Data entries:
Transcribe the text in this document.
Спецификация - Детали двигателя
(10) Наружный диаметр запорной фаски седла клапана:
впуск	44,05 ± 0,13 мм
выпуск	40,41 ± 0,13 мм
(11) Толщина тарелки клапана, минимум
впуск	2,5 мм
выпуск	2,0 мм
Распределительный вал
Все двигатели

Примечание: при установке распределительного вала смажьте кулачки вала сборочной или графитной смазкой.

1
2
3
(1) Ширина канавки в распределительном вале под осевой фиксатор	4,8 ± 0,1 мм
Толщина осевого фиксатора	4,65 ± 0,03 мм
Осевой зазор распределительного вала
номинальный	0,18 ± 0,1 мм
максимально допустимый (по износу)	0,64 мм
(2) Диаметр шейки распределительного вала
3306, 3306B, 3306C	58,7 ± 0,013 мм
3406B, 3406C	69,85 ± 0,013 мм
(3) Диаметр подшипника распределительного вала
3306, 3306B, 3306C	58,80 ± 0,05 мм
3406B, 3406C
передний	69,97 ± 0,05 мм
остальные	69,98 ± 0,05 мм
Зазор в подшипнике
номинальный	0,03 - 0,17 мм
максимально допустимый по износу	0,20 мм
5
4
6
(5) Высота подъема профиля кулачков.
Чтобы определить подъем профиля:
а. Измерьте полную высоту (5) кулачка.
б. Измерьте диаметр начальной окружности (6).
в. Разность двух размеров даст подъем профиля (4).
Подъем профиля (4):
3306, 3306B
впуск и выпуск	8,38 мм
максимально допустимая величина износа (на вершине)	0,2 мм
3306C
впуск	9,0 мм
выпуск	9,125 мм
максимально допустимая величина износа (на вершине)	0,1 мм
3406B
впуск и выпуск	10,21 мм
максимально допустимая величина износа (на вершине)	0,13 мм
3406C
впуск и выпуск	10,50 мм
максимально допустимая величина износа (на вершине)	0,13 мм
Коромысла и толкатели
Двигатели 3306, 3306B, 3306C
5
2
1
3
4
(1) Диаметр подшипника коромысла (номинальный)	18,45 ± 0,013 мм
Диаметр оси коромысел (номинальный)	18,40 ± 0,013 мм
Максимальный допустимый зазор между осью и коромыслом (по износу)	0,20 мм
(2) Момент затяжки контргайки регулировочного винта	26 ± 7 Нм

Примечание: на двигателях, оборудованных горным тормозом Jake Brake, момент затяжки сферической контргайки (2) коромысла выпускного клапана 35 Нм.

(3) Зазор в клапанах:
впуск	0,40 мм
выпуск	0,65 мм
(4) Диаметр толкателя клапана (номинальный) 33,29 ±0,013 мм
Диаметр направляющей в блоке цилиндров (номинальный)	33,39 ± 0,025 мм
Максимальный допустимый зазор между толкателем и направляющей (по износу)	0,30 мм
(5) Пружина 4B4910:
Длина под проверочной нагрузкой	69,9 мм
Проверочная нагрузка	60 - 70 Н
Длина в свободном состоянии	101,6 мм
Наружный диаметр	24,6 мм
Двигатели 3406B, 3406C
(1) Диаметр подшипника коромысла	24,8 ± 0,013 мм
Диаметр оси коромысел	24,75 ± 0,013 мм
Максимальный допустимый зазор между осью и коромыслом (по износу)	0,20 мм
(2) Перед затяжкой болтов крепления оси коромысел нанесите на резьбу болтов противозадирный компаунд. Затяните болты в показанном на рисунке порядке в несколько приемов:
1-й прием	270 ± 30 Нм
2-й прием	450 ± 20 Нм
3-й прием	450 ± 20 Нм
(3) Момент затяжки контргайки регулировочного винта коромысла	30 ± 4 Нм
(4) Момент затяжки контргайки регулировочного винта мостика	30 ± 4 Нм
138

Task objective: Return, from the data, each line that has the word "профиля" in it.

Exercise result:
(5) Высота подъема профиля кулачков.
Чтобы определить подъем профиля:
в. Разность двух размеров даст подъем профиля (4).
Подъем профиля (4):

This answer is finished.